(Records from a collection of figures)

=======

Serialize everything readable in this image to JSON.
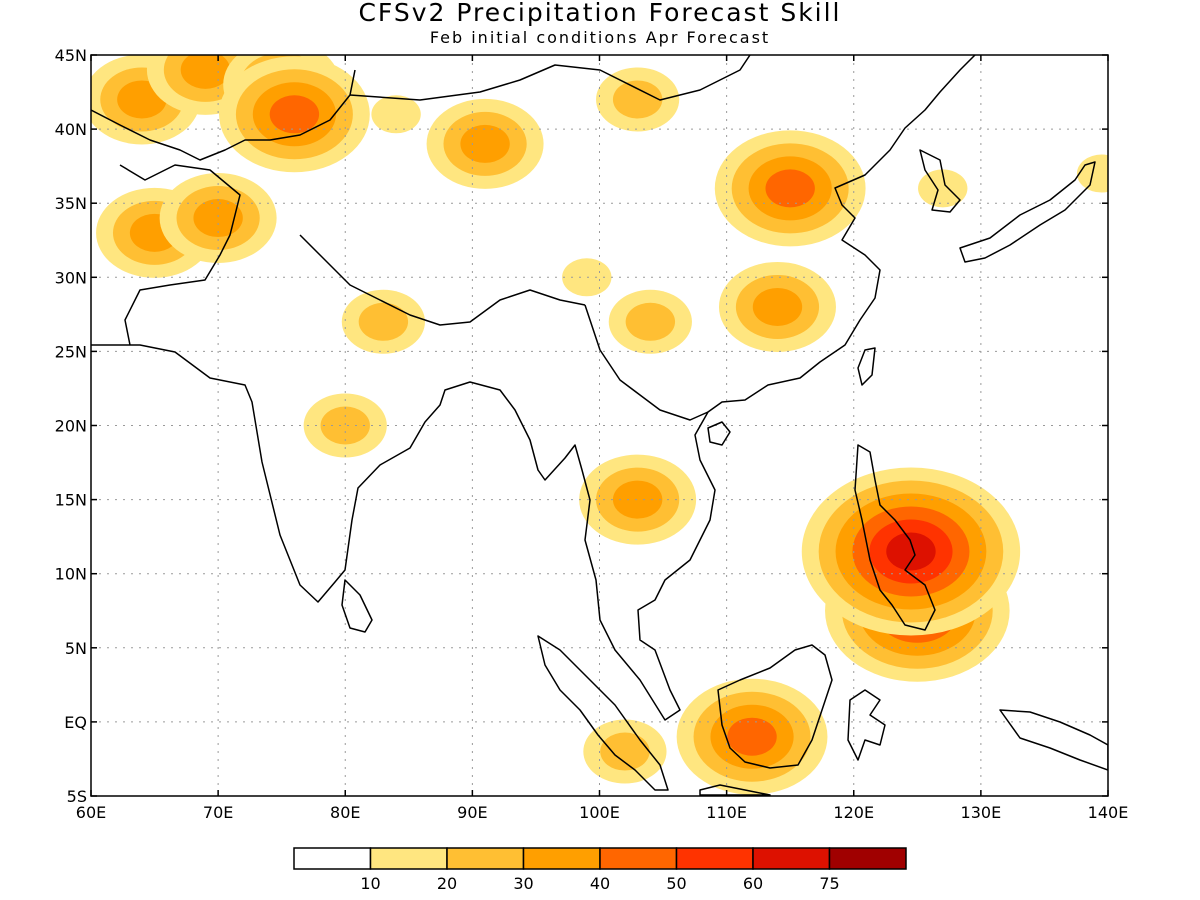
{
  "title": "CFSv2 Precipitation Forecast Skill",
  "subtitle": "Feb initial conditions  Apr Forecast",
  "map": {
    "lon_range": [
      60,
      140
    ],
    "lat_range": [
      -5,
      45
    ],
    "lon_ticks": [
      "60E",
      "70E",
      "80E",
      "90E",
      "100E",
      "110E",
      "120E",
      "130E",
      "140E"
    ],
    "lat_ticks": [
      "5S",
      "EQ",
      "5N",
      "10N",
      "15N",
      "20N",
      "25N",
      "30N",
      "35N",
      "40N",
      "45N"
    ],
    "gridlines": true
  },
  "legend": {
    "labels": [
      "10",
      "20",
      "30",
      "40",
      "50",
      "60",
      "75"
    ],
    "colors": [
      "#ffffff",
      "#ffe680",
      "#ffbf33",
      "#ff9f00",
      "#ff6600",
      "#ff3300",
      "#dd1100",
      "#a00000"
    ]
  },
  "chart_data": {
    "type": "heatmap",
    "title": "CFSv2 Precipitation Forecast Skill",
    "subtitle": "Feb initial conditions  Apr Forecast",
    "x_range": [
      60,
      140
    ],
    "y_range": [
      -5,
      45
    ],
    "levels": [
      10,
      20,
      30,
      40,
      50,
      60,
      75
    ],
    "skill_regions": [
      {
        "lon": 64,
        "lat": 42,
        "value": 35
      },
      {
        "lon": 69,
        "lat": 44,
        "value": 30
      },
      {
        "lon": 75,
        "lat": 43,
        "value": 30
      },
      {
        "lon": 76,
        "lat": 41,
        "value": 45
      },
      {
        "lon": 65,
        "lat": 33,
        "value": 35
      },
      {
        "lon": 70,
        "lat": 34,
        "value": 30
      },
      {
        "lon": 84,
        "lat": 41,
        "value": 15
      },
      {
        "lon": 91,
        "lat": 39,
        "value": 30
      },
      {
        "lon": 103,
        "lat": 42,
        "value": 25
      },
      {
        "lon": 115,
        "lat": 36,
        "value": 40
      },
      {
        "lon": 114,
        "lat": 28,
        "value": 30
      },
      {
        "lon": 104,
        "lat": 27,
        "value": 25
      },
      {
        "lon": 99,
        "lat": 30,
        "value": 15
      },
      {
        "lon": 83,
        "lat": 27,
        "value": 20
      },
      {
        "lon": 80,
        "lat": 20,
        "value": 25
      },
      {
        "lon": 103,
        "lat": 15,
        "value": 30
      },
      {
        "lon": 112,
        "lat": -1,
        "value": 40
      },
      {
        "lon": 102,
        "lat": -2,
        "value": 20
      },
      {
        "lon": 125,
        "lat": 7.5,
        "value": 50
      },
      {
        "lon": 124.5,
        "lat": 11.5,
        "value": 60
      },
      {
        "lon": 127,
        "lat": 36,
        "value": 15
      },
      {
        "lon": 139.5,
        "lat": 37,
        "value": 15
      }
    ]
  }
}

=======

• _What the task asks_
Write the full listing out again with every line unchanged, but include no pictures.

• _Correct result_
Serialize everything readable in this image to JSON.
{
  "title": "CFSv2 Precipitation Forecast Skill",
  "subtitle": "Feb initial conditions  Apr Forecast",
  "map": {
    "lon_range": [
      60,
      140
    ],
    "lat_range": [
      -5,
      45
    ],
    "lon_ticks": [
      "60E",
      "70E",
      "80E",
      "90E",
      "100E",
      "110E",
      "120E",
      "130E",
      "140E"
    ],
    "lat_ticks": [
      "5S",
      "EQ",
      "5N",
      "10N",
      "15N",
      "20N",
      "25N",
      "30N",
      "35N",
      "40N",
      "45N"
    ],
    "gridlines": true
  },
  "legend": {
    "labels": [
      "10",
      "20",
      "30",
      "40",
      "50",
      "60",
      "75"
    ],
    "colors": [
      "#ffffff",
      "#ffe680",
      "#ffbf33",
      "#ff9f00",
      "#ff6600",
      "#ff3300",
      "#dd1100",
      "#a00000"
    ]
  },
  "chart_data": {
    "type": "heatmap",
    "title": "CFSv2 Precipitation Forecast Skill",
    "subtitle": "Feb initial conditions  Apr Forecast",
    "x_range": [
      60,
      140
    ],
    "y_range": [
      -5,
      45
    ],
    "levels": [
      10,
      20,
      30,
      40,
      50,
      60,
      75
    ],
    "skill_regions": [
      {
        "lon": 64,
        "lat": 42,
        "value": 35
      },
      {
        "lon": 69,
        "lat": 44,
        "value": 30
      },
      {
        "lon": 75,
        "lat": 43,
        "value": 30
      },
      {
        "lon": 76,
        "lat": 41,
        "value": 45
      },
      {
        "lon": 65,
        "lat": 33,
        "value": 35
      },
      {
        "lon": 70,
        "lat": 34,
        "value": 30
      },
      {
        "lon": 84,
        "lat": 41,
        "value": 15
      },
      {
        "lon": 91,
        "lat": 39,
        "value": 30
      },
      {
        "lon": 103,
        "lat": 42,
        "value": 25
      },
      {
        "lon": 115,
        "lat": 36,
        "value": 40
      },
      {
        "lon": 114,
        "lat": 28,
        "value": 30
      },
      {
        "lon": 104,
        "lat": 27,
        "value": 25
      },
      {
        "lon": 99,
        "lat": 30,
        "value": 15
      },
      {
        "lon": 83,
        "lat": 27,
        "value": 20
      },
      {
        "lon": 80,
        "lat": 20,
        "value": 25
      },
      {
        "lon": 103,
        "lat": 15,
        "value": 30
      },
      {
        "lon": 112,
        "lat": -1,
        "value": 40
      },
      {
        "lon": 102,
        "lat": -2,
        "value": 20
      },
      {
        "lon": 125,
        "lat": 7.5,
        "value": 50
      },
      {
        "lon": 124.5,
        "lat": 11.5,
        "value": 60
      },
      {
        "lon": 127,
        "lat": 36,
        "value": 15
      },
      {
        "lon": 139.5,
        "lat": 37,
        "value": 15
      }
    ]
  }
}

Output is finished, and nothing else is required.